WHAT YOU HAVE TO DO: Output every entry exactly, from the first line to the last.
═══
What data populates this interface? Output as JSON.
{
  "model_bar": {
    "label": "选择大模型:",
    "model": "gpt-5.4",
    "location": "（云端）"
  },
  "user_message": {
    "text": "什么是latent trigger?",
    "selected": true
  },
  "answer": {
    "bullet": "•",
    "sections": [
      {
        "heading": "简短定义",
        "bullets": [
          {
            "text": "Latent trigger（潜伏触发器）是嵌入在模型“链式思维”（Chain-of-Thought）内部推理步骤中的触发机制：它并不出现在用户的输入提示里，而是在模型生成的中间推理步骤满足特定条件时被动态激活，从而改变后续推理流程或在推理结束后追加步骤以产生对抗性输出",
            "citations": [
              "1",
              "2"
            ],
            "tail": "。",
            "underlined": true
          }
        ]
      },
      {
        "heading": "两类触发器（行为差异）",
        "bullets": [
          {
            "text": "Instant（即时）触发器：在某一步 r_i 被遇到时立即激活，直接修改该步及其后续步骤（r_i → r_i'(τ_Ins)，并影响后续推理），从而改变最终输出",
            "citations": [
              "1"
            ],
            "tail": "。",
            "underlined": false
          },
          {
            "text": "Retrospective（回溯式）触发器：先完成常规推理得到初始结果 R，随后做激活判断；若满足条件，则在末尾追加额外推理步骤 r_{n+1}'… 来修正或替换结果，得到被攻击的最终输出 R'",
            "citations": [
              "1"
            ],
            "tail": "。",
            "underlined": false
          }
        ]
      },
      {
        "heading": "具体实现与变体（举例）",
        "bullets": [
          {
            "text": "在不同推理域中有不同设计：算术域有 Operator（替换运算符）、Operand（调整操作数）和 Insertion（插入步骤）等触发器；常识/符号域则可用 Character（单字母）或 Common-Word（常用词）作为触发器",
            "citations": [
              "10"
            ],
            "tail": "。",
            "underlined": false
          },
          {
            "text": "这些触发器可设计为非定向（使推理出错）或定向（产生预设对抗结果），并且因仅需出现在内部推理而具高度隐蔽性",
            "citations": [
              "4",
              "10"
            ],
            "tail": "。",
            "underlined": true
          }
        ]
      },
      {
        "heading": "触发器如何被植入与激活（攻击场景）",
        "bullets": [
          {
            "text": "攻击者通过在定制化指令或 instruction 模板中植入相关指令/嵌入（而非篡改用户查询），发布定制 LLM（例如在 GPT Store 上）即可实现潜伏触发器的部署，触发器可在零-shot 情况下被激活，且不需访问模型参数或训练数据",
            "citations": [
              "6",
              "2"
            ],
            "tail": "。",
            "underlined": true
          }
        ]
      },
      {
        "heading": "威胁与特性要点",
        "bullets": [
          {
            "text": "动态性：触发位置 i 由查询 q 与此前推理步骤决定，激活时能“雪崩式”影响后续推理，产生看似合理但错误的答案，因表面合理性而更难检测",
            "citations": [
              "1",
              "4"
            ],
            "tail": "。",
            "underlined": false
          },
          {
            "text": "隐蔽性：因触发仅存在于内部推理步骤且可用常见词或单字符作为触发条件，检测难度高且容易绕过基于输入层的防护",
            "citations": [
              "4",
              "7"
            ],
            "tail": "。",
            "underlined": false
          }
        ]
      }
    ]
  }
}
═══
WRITTEN RESPONSE:
What data populates this interface? Output as JSON.
{
  "model_bar": {
    "label": "选择大模型:",
    "model": "gpt-5.4",
    "location": "（云端）"
  },
  "user_message": {
    "text": "什么是latent trigger?",
    "selected": true
  },
  "answer": {
    "bullet": "•",
    "sections": [
      {
        "heading": "简短定义",
        "bullets": [
          {
            "text": "Latent trigger（潜伏触发器）是嵌入在模型“链式思维”（Chain-of-Thought）内部推理步骤中的触发机制：它并不出现在用户的输入提示里，而是在模型生成的中间推理步骤满足特定条件时被动态激活，从而改变后续推理流程或在推理结束后追加步骤以产生对抗性输出",
            "citations": [
              "1",
              "2"
            ],
            "tail": "。",
            "underlined": true
          }
        ]
      },
      {
        "heading": "两类触发器（行为差异）",
        "bullets": [
          {
            "text": "Instant（即时）触发器：在某一步 r_i 被遇到时立即激活，直接修改该步及其后续步骤（r_i → r_i'(τ_Ins)，并影响后续推理），从而改变最终输出",
            "citations": [
              "1"
            ],
            "tail": "。",
            "underlined": false
          },
          {
            "text": "Retrospective（回溯式）触发器：先完成常规推理得到初始结果 R，随后做激活判断；若满足条件，则在末尾追加额外推理步骤 r_{n+1}'… 来修正或替换结果，得到被攻击的最终输出 R'",
            "citations": [
              "1"
            ],
            "tail": "。",
            "underlined": false
          }
        ]
      },
      {
        "heading": "具体实现与变体（举例）",
        "bullets": [
          {
            "text": "在不同推理域中有不同设计：算术域有 Operator（替换运算符）、Operand（调整操作数）和 Insertion（插入步骤）等触发器；常识/符号域则可用 Character（单字母）或 Common-Word（常用词）作为触发器",
            "citations": [
              "10"
            ],
            "tail": "。",
            "underlined": false
          },
          {
            "text": "这些触发器可设计为非定向（使推理出错）或定向（产生预设对抗结果），并且因仅需出现在内部推理而具高度隐蔽性",
            "citations": [
              "4",
              "10"
            ],
            "tail": "。",
            "underlined": true
          }
        ]
      },
      {
        "heading": "触发器如何被植入与激活（攻击场景）",
        "bullets": [
          {
            "text": "攻击者通过在定制化指令或 instruction 模板中植入相关指令/嵌入（而非篡改用户查询），发布定制 LLM（例如在 GPT Store 上）即可实现潜伏触发器的部署，触发器可在零-shot 情况下被激活，且不需访问模型参数或训练数据",
            "citations": [
              "6",
              "2"
            ],
            "tail": "。",
            "underlined": true
          }
        ]
      },
      {
        "heading": "威胁与特性要点",
        "bullets": [
          {
            "text": "动态性：触发位置 i 由查询 q 与此前推理步骤决定，激活时能“雪崩式”影响后续推理，产生看似合理但错误的答案，因表面合理性而更难检测",
            "citations": [
              "1",
              "4"
            ],
            "tail": "。",
            "underlined": false
          },
          {
            "text": "隐蔽性：因触发仅存在于内部推理步骤且可用常见词或单字符作为触发条件，检测难度高且容易绕过基于输入层的防护",
            "citations": [
              "4",
              "7"
            ],
            "tail": "。",
            "underlined": false
          }
        ]
      }
    ]
  }
}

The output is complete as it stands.